Given problem: Scan the data below for the string "amount". Copy every line where it appears.

Data:

################

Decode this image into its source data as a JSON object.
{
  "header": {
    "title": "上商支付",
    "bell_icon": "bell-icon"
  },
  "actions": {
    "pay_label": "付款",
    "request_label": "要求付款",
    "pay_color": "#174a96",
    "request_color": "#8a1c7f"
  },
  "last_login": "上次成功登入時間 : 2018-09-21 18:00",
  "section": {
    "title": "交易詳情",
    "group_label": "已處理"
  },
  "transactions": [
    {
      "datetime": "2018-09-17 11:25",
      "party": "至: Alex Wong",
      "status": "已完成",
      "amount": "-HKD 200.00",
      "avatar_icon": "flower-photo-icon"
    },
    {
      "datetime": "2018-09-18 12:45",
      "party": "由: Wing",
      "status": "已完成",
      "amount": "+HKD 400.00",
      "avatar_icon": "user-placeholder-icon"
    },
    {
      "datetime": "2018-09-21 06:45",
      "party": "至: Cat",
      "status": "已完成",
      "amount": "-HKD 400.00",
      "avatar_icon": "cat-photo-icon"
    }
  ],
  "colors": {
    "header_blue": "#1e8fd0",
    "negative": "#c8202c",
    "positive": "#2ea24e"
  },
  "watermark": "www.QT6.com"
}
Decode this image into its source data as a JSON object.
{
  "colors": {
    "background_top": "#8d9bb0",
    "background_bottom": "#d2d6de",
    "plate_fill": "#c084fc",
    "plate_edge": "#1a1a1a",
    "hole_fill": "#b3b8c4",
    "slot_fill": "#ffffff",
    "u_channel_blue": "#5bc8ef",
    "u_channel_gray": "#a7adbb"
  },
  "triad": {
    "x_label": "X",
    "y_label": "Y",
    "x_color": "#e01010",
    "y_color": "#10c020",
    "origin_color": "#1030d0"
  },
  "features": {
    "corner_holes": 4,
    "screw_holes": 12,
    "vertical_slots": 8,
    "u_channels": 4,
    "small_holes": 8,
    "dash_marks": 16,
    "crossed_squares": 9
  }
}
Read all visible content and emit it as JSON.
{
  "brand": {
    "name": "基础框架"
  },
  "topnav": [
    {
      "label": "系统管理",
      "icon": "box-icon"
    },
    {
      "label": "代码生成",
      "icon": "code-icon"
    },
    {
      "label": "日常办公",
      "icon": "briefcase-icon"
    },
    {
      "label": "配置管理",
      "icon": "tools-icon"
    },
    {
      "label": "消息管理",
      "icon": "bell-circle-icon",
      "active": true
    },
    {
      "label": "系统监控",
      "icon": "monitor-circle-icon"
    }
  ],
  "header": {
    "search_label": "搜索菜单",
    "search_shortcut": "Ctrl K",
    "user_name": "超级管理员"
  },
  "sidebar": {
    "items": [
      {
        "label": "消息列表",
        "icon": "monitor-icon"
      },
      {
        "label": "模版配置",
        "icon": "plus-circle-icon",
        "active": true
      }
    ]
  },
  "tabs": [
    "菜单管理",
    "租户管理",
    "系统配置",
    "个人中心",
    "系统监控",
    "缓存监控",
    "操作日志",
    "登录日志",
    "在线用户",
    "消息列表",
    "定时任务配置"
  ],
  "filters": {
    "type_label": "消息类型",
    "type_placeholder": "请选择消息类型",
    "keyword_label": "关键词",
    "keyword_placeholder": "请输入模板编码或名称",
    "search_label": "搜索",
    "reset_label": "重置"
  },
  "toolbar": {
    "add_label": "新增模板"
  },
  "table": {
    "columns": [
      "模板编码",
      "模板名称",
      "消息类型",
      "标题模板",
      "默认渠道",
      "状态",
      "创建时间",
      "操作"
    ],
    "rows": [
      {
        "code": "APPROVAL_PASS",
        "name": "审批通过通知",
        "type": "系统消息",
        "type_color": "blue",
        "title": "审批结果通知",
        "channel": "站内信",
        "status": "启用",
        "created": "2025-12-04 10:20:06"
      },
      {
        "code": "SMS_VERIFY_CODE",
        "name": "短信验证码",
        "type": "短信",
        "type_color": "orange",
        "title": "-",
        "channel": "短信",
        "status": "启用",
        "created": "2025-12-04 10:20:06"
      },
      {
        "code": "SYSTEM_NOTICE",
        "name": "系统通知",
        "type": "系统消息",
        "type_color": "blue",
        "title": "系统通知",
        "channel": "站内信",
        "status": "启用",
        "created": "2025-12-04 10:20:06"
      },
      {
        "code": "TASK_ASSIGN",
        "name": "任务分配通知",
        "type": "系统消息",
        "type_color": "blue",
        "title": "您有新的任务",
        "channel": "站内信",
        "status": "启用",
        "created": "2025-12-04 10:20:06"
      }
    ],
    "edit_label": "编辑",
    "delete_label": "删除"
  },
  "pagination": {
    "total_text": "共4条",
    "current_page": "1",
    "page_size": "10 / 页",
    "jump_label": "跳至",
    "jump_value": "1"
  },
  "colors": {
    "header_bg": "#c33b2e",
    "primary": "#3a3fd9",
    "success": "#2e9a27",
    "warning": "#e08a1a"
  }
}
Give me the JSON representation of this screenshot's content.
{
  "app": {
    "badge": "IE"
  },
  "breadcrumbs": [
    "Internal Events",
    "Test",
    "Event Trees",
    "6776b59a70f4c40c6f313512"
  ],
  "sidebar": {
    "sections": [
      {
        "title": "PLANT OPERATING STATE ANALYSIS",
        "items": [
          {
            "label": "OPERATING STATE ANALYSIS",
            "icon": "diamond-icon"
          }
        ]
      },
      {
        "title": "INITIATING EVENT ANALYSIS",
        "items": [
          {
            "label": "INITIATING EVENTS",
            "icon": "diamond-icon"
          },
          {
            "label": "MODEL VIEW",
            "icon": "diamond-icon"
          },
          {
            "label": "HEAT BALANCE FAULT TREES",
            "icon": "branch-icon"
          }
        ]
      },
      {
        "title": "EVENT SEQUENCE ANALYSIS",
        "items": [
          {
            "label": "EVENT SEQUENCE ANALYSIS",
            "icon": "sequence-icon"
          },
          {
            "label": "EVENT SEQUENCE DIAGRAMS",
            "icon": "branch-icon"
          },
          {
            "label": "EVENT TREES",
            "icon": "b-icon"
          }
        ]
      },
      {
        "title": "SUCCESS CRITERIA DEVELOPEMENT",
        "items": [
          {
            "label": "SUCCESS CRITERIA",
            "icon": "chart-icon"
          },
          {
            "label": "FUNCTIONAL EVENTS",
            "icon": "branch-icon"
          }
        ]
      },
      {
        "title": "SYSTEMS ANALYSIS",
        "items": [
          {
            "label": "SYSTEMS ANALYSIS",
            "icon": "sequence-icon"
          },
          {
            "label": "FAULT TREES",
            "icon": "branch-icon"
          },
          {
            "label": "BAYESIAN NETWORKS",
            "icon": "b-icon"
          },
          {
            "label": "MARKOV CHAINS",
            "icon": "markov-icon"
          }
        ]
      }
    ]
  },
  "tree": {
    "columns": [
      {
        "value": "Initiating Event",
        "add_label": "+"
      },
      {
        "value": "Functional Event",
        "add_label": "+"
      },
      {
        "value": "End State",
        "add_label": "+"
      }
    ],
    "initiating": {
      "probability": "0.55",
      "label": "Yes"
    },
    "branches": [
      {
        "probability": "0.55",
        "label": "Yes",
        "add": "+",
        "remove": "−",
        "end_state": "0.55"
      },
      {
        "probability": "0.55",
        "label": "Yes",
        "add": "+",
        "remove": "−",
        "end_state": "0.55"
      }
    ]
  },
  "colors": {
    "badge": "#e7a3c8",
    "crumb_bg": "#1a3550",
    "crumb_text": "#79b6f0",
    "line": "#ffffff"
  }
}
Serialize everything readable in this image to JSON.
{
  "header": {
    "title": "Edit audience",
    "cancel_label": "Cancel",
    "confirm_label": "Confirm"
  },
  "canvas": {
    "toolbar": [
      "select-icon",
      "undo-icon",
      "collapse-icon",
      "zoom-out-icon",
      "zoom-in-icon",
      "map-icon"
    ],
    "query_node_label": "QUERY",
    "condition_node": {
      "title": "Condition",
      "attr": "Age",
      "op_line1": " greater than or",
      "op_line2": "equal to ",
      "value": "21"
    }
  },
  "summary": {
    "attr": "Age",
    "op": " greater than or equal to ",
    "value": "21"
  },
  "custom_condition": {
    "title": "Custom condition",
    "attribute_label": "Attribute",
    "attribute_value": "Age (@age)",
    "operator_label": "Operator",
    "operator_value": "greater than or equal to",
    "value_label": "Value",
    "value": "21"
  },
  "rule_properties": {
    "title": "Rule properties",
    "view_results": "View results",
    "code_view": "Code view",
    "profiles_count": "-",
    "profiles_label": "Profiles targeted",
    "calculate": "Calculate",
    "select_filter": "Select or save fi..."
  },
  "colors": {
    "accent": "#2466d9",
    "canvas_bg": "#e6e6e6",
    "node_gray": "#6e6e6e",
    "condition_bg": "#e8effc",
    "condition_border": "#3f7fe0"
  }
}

################

Answer for this exercise:
      "amount": "-HKD 200.00",
      "amount": "+HKD 400.00",
      "amount": "-HKD 400.00",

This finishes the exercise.